• Exercise description
Go through the records and change every "note-beam" to "beam-line", leaving everything else as it is. Omit the pictures from your answer.

• Records for the exercise
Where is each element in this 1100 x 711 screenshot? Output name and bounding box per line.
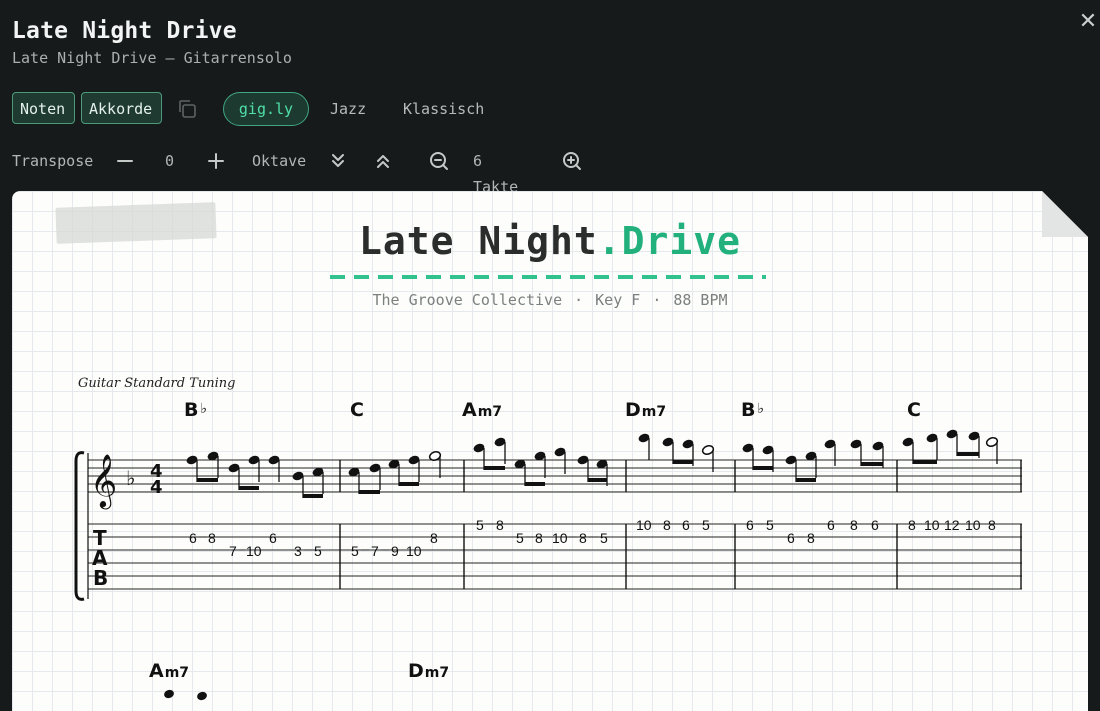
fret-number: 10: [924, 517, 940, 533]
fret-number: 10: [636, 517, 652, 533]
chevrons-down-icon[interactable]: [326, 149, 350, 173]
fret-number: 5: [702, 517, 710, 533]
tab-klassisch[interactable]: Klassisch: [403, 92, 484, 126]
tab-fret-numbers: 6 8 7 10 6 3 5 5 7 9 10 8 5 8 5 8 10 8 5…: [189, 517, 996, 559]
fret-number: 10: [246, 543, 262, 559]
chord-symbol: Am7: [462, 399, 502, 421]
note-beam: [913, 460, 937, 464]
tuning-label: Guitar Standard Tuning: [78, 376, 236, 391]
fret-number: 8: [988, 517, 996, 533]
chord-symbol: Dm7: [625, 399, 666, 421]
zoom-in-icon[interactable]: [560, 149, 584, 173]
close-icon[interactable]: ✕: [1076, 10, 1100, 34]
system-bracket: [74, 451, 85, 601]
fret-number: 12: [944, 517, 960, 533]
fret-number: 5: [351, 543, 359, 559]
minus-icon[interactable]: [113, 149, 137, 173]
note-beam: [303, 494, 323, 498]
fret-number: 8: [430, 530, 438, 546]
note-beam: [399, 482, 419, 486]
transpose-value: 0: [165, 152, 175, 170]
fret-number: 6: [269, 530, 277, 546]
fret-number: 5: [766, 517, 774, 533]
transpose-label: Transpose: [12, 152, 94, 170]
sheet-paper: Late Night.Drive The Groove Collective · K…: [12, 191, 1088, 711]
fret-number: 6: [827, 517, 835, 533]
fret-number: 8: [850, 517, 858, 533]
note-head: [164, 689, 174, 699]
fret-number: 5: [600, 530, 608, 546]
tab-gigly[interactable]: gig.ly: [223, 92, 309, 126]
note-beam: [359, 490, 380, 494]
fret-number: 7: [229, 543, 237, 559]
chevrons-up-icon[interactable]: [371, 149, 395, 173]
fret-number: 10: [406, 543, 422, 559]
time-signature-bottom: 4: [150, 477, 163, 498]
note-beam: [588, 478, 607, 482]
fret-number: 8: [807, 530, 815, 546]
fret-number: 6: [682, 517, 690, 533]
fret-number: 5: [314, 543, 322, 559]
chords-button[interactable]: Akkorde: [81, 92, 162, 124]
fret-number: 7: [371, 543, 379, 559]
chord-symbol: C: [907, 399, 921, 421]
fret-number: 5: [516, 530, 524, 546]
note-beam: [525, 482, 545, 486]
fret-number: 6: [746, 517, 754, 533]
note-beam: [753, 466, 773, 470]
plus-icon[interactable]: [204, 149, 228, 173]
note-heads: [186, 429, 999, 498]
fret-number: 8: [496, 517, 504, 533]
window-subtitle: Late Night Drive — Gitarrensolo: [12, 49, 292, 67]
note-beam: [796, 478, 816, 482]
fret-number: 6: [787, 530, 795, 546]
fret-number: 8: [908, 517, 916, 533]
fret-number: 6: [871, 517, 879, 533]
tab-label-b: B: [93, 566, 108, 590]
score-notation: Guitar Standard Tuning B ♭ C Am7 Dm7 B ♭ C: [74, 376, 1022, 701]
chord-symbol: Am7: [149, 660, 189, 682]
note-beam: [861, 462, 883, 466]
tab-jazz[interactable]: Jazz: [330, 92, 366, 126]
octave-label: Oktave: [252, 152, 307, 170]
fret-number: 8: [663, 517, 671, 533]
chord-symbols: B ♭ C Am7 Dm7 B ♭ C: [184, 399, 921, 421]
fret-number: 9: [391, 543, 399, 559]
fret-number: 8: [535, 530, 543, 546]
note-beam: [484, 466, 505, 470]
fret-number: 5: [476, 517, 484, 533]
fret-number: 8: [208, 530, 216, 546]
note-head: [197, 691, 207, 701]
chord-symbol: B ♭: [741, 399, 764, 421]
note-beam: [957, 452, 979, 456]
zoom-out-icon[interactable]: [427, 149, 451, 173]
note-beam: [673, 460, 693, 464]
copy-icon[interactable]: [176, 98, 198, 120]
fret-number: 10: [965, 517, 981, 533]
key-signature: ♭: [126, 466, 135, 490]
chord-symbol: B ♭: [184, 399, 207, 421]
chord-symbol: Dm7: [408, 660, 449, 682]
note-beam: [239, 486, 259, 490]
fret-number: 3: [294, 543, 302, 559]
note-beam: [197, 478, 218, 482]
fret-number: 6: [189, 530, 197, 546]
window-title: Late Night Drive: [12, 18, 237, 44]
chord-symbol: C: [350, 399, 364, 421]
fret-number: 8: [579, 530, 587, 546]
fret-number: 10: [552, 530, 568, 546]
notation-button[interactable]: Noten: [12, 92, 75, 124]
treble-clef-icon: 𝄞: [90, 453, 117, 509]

• Exercise response
Where is each element in this 1100 x 711 screenshot? Output name and bounding box per line.
fret-number: 10: [924, 517, 940, 533]
fret-number: 10: [636, 517, 652, 533]
chevrons-down-icon[interactable]: [326, 149, 350, 173]
fret-number: 5: [702, 517, 710, 533]
tab-klassisch[interactable]: Klassisch: [403, 92, 484, 126]
tab-fret-numbers: 6 8 7 10 6 3 5 5 7 9 10 8 5 8 5 8 10 8 5…: [189, 517, 996, 559]
fret-number: 10: [246, 543, 262, 559]
chord-symbol: Am7: [462, 399, 502, 421]
beam-line: [913, 460, 937, 464]
tuning-label: Guitar Standard Tuning: [78, 376, 236, 391]
fret-number: 8: [988, 517, 996, 533]
chord-symbol: Dm7: [625, 399, 666, 421]
zoom-in-icon[interactable]: [560, 149, 584, 173]
close-icon[interactable]: ✕: [1076, 10, 1100, 34]
system-bracket: [74, 451, 85, 601]
fret-number: 12: [944, 517, 960, 533]
fret-number: 5: [351, 543, 359, 559]
minus-icon[interactable]: [113, 149, 137, 173]
beam-line: [303, 494, 323, 498]
fret-number: 8: [430, 530, 438, 546]
beam-line: [399, 482, 419, 486]
transpose-value: 0: [165, 152, 175, 170]
fret-number: 6: [269, 530, 277, 546]
fret-number: 5: [766, 517, 774, 533]
transpose-label: Transpose: [12, 152, 94, 170]
sheet-paper: Late Night.Drive The Groove Collective · K…: [12, 191, 1088, 711]
fret-number: 6: [827, 517, 835, 533]
fret-number: 8: [850, 517, 858, 533]
note-head: [164, 689, 174, 699]
fret-number: 5: [600, 530, 608, 546]
tab-gigly[interactable]: gig.ly: [223, 92, 309, 126]
beam-line: [359, 490, 380, 494]
fret-number: 7: [229, 543, 237, 559]
chevrons-up-icon[interactable]: [371, 149, 395, 173]
fret-number: 10: [406, 543, 422, 559]
time-signature-bottom: 4: [150, 477, 163, 498]
beam-line: [588, 478, 607, 482]
fret-number: 8: [807, 530, 815, 546]
fret-number: 6: [682, 517, 690, 533]
fret-number: 5: [314, 543, 322, 559]
chords-button[interactable]: Akkorde: [81, 92, 162, 124]
fret-number: 7: [371, 543, 379, 559]
chord-symbol: C: [907, 399, 921, 421]
fret-number: 5: [516, 530, 524, 546]
beam-line: [525, 482, 545, 486]
fret-number: 6: [746, 517, 754, 533]
beam-line: [753, 466, 773, 470]
plus-icon[interactable]: [204, 149, 228, 173]
note-heads: [186, 429, 999, 498]
fret-number: 8: [496, 517, 504, 533]
window-subtitle: Late Night Drive — Gitarrensolo: [12, 49, 292, 67]
beam-line: [796, 478, 816, 482]
fret-number: 6: [787, 530, 795, 546]
fret-number: 8: [908, 517, 916, 533]
fret-number: 6: [871, 517, 879, 533]
tab-label-b: B: [93, 566, 108, 590]
score-notation: Guitar Standard Tuning B ♭ C Am7 Dm7 B ♭ C: [74, 376, 1022, 701]
chord-symbol: Am7: [149, 660, 189, 682]
beam-line: [861, 462, 883, 466]
tab-jazz[interactable]: Jazz: [330, 92, 366, 126]
octave-label: Oktave: [252, 152, 307, 170]
fret-number: 8: [663, 517, 671, 533]
chord-symbols: B ♭ C Am7 Dm7 B ♭ C: [184, 399, 921, 421]
fret-number: 9: [391, 543, 399, 559]
fret-number: 8: [535, 530, 543, 546]
beam-line: [484, 466, 505, 470]
fret-number: 5: [476, 517, 484, 533]
fret-number: 8: [208, 530, 216, 546]
note-head: [197, 691, 207, 701]
chord-symbol: B ♭: [741, 399, 764, 421]
beam-line: [957, 452, 979, 456]
zoom-out-icon[interactable]: [427, 149, 451, 173]
beam-line: [673, 460, 693, 464]
copy-icon[interactable]: [176, 98, 198, 120]
fret-number: 10: [965, 517, 981, 533]
key-signature: ♭: [126, 466, 135, 490]
chord-symbol: B ♭: [184, 399, 207, 421]
chord-symbol: Dm7: [408, 660, 449, 682]
beam-line: [239, 486, 259, 490]
fret-number: 3: [294, 543, 302, 559]
beam-line: [197, 478, 218, 482]
fret-number: 6: [189, 530, 197, 546]
window-title: Late Night Drive: [12, 18, 237, 44]
chord-symbol: C: [350, 399, 364, 421]
fret-number: 8: [579, 530, 587, 546]
fret-number: 10: [552, 530, 568, 546]
notation-button[interactable]: Noten: [12, 92, 75, 124]
treble-clef-icon: 𝄞: [90, 453, 117, 509]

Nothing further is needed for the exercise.